Given passage ->

-- Opening Marker --

Share your dilemmas and get honest opinions from other Mumsnetters.

to mention the screaming sex????

32 replies

screamernumber2 · 19/10/2021 20:01

Help!

Neighbours are out and their adult son who is staying with them is in. He has been having screaming banging sex for two hours now and both my children are awake asking me to stop it and what is it Confused

Neighbours are lush. They babysit, mow our lawn, take the bins in and tell us to send parcels to their house. They are the best.

It is only 8 o'clock and the laws of nature mean he'll surely have to stop soon Wink

We only live in small houses and the screaming can be heard across our house. The kids can't sleep, not just the screaming the banging of the bed frame sounds is too loud.

Do I do anything? What if it happens after maybe 11pm? What the $!%# do I say to the kids?

-- Closing Marker --

What you will do ->
(A) Translate this sentence from the forum post into Spanish: "They babysit, mow our lawn, take the bins in and tell us to send parcels to their house."
(B) List every thing the forum post says the neighbors do for the poster's family.
(C) Do these statements agree with the forum post? (i) The neighbors themselves are at home. (ii) The poster says it is only 8 o'clock. (iii) The poster's children are able to sleep through the noise. Answer yes or no for each and quote the words that decide it.

Supplied material ->
-- Opening Marker --

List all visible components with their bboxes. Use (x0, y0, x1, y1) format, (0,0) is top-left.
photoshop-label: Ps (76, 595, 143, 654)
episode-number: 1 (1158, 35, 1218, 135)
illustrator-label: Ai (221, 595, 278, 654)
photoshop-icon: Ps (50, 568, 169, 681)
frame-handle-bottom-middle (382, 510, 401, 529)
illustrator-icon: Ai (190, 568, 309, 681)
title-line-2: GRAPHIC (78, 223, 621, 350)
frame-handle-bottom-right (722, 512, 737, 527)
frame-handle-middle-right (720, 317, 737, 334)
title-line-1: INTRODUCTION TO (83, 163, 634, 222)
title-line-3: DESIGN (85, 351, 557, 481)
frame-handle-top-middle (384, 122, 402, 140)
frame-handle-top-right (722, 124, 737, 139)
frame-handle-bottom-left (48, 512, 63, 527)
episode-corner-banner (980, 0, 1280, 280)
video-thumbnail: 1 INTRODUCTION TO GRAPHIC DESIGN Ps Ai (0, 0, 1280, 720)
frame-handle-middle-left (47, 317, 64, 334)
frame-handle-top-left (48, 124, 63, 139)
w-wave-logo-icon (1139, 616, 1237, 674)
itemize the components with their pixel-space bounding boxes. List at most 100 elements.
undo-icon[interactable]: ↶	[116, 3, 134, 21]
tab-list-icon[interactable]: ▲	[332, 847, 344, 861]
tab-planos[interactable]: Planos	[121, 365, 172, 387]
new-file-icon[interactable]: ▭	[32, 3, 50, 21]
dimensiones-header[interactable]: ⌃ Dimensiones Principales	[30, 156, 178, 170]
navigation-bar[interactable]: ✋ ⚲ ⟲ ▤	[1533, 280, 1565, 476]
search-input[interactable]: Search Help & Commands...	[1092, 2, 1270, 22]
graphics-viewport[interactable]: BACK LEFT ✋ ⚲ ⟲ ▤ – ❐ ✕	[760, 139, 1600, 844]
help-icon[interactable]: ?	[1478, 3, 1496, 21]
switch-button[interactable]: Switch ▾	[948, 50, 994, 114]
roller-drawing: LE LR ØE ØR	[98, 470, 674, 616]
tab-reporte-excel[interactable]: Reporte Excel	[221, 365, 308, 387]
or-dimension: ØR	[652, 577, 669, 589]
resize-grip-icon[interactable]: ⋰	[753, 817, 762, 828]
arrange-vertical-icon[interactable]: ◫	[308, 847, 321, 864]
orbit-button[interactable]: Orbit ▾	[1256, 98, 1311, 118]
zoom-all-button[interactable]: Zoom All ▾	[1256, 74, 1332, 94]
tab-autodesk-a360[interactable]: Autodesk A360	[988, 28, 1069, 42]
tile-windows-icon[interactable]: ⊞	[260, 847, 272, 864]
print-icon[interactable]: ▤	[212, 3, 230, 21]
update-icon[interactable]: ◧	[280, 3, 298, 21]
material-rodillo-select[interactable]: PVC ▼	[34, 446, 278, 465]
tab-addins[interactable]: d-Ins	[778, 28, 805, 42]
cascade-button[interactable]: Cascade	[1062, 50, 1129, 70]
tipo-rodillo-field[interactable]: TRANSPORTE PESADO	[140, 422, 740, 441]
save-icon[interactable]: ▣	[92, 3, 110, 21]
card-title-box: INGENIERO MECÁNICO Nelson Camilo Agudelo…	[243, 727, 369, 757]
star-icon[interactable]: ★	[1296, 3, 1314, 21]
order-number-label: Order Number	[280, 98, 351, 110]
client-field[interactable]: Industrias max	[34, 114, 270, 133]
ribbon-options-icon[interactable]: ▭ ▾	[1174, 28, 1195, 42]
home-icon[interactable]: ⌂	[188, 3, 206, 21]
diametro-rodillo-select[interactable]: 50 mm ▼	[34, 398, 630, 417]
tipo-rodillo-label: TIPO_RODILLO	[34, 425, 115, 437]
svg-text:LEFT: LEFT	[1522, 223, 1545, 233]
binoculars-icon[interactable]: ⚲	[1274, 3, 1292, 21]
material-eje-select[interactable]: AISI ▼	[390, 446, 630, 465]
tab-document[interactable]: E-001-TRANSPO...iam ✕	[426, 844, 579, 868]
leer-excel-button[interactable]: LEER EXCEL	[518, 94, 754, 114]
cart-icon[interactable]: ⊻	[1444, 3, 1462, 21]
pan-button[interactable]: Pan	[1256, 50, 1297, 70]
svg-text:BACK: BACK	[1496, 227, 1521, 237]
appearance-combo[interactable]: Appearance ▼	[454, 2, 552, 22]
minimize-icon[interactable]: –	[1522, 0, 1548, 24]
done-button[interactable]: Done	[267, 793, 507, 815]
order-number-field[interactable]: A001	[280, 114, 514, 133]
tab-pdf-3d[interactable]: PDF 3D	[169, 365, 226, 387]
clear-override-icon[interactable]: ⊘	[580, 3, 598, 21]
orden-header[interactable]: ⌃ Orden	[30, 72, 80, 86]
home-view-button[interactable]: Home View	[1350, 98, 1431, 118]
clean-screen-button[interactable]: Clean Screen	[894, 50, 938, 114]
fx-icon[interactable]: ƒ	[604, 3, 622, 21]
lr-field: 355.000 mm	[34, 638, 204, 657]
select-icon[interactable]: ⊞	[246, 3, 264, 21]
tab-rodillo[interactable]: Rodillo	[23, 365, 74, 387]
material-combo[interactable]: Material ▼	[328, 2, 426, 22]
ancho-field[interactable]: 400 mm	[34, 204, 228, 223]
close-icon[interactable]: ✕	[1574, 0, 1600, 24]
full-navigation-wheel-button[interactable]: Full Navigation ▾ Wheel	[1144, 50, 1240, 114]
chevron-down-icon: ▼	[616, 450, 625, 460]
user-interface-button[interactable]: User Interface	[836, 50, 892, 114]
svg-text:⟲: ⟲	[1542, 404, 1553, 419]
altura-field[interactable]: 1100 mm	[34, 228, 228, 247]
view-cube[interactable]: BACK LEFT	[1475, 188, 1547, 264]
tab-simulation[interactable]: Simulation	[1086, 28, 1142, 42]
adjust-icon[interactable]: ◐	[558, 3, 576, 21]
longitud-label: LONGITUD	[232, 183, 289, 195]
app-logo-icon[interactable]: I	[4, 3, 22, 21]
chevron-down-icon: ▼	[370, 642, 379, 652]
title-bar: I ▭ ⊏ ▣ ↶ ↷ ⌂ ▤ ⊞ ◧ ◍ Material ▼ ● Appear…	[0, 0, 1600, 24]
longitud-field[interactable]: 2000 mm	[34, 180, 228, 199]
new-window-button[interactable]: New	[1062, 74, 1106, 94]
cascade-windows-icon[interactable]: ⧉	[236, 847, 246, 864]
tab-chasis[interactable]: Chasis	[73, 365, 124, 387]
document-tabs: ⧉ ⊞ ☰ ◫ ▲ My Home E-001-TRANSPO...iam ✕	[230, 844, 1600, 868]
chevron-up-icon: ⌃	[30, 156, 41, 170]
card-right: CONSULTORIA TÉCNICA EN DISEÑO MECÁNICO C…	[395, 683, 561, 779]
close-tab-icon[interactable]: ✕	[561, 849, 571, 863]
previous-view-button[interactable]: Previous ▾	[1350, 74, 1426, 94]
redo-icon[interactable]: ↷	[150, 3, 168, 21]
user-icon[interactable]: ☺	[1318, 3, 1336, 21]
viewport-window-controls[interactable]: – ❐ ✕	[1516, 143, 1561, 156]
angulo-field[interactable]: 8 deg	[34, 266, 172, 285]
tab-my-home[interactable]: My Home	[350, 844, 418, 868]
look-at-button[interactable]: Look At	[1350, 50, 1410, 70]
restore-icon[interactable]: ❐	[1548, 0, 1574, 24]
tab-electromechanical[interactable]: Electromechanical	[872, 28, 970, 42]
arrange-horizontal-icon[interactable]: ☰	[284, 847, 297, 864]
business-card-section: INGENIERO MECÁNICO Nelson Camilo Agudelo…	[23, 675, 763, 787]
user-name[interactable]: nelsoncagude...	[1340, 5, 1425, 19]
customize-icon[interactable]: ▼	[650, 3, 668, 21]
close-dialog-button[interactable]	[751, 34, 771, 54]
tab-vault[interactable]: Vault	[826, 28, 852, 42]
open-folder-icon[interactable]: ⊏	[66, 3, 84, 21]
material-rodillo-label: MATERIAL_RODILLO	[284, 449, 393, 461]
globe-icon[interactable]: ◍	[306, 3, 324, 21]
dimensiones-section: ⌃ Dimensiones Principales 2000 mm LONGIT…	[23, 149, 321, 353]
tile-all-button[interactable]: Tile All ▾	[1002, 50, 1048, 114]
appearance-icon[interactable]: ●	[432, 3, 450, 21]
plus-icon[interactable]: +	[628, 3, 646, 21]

-- Closing Marker --

Answers given ->
(A) Cuidan a los niños, cortan nuestro césped, meten los cubos de basura y nos dicen que enviemos los paquetes a su casa.

(B)
- babysit
- mow our lawn
- take the bins in
- tell us to send parcels to their house

(C)
(i) No: "Neighbours are out"
(ii) Yes: "It is only 8 o'clock"
(iii) No: "The kids can't sleep"